* What needs to be done: Gather each line in the entries that includes the string "Flow".

* Given records:
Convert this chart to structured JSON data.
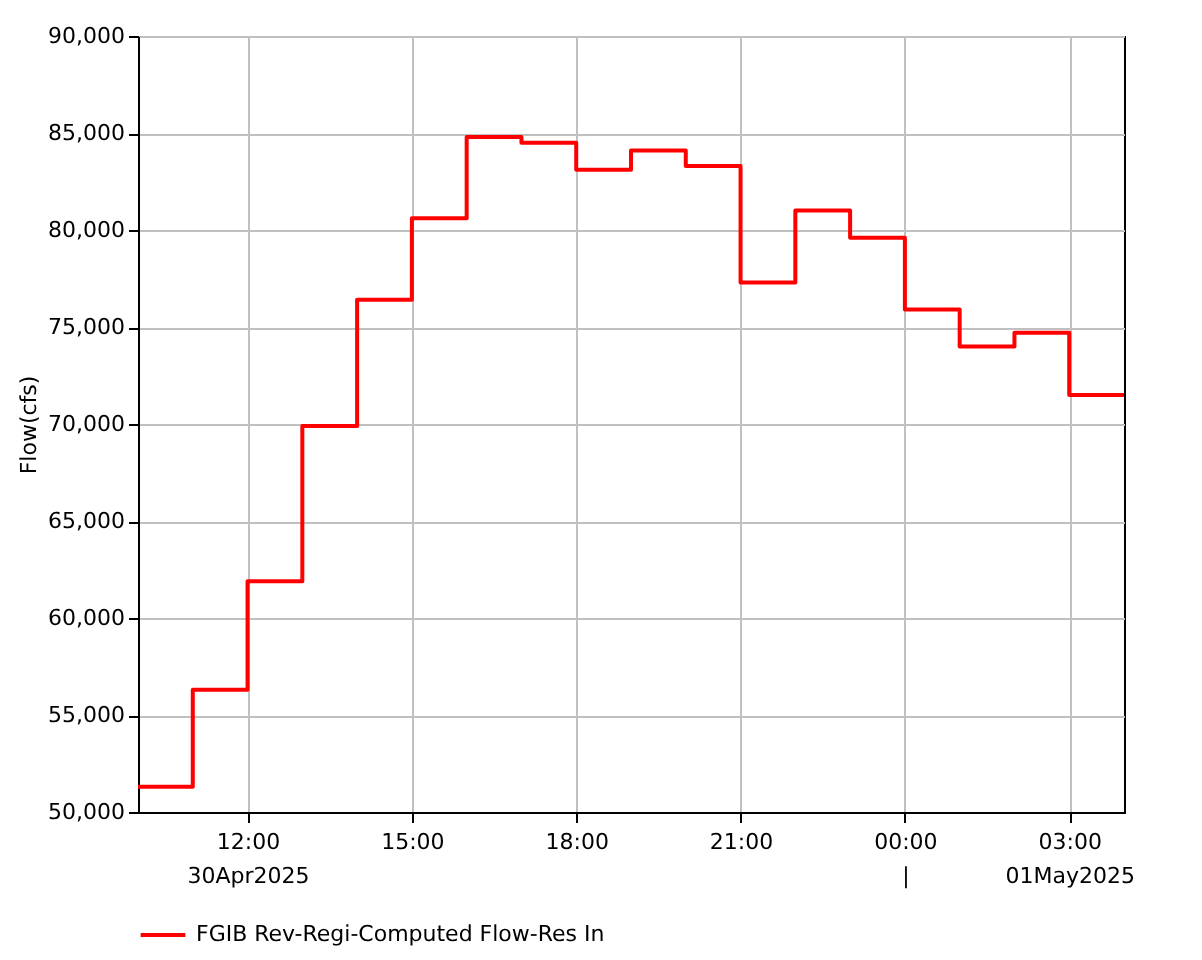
{
  "chart_data": {
    "type": "step",
    "ylabel": "Flow(cfs)",
    "x": [
      "2025-04-30T10:00",
      "2025-04-30T11:00",
      "2025-04-30T12:00",
      "2025-04-30T13:00",
      "2025-04-30T14:00",
      "2025-04-30T15:00",
      "2025-04-30T16:00",
      "2025-04-30T17:00",
      "2025-04-30T18:00",
      "2025-04-30T19:00",
      "2025-04-30T20:00",
      "2025-04-30T21:00",
      "2025-04-30T22:00",
      "2025-04-30T23:00",
      "2025-05-01T00:00",
      "2025-05-01T01:00",
      "2025-05-01T02:00",
      "2025-05-01T03:00",
      "2025-05-01T04:00"
    ],
    "series": [
      {
        "name": "FGIB Rev-Regi-Computed Flow-Res In",
        "color": "#ff0000",
        "values": [
          51300,
          56300,
          61900,
          69900,
          76400,
          80600,
          84800,
          84500,
          83100,
          84100,
          83300,
          77300,
          81000,
          79600,
          75900,
          74000,
          74700,
          71500,
          71500
        ]
      }
    ],
    "xlim": [
      "2025-04-30T10:00",
      "2025-05-01T04:00"
    ],
    "xticks": [
      {
        "value": "2025-04-30T12:00",
        "label": "12:00\n30Apr2025"
      },
      {
        "value": "2025-04-30T15:00",
        "label": "15:00"
      },
      {
        "value": "2025-04-30T18:00",
        "label": "18:00"
      },
      {
        "value": "2025-04-30T21:00",
        "label": "21:00"
      },
      {
        "value": "2025-05-01T00:00",
        "label": "00:00\n|"
      },
      {
        "value": "2025-05-01T03:00",
        "label": "03:00\n01May2025"
      }
    ],
    "ylim": [
      50000,
      90000
    ],
    "yticks": [
      {
        "value": 50000,
        "label": "50,000"
      },
      {
        "value": 55000,
        "label": "55,000"
      },
      {
        "value": 60000,
        "label": "60,000"
      },
      {
        "value": 65000,
        "label": "65,000"
      },
      {
        "value": 70000,
        "label": "70,000"
      },
      {
        "value": 75000,
        "label": "75,000"
      },
      {
        "value": 80000,
        "label": "80,000"
      },
      {
        "value": 85000,
        "label": "85,000"
      },
      {
        "value": 90000,
        "label": "90,000"
      }
    ],
    "grid": true,
    "legend": "bottom",
    "line_style": "solid",
    "marker": "none"
  }
}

* Output for this task:
    "ylabel": "Flow(cfs)",
        "name": "FGIB Rev-Regi-Computed Flow-Res In",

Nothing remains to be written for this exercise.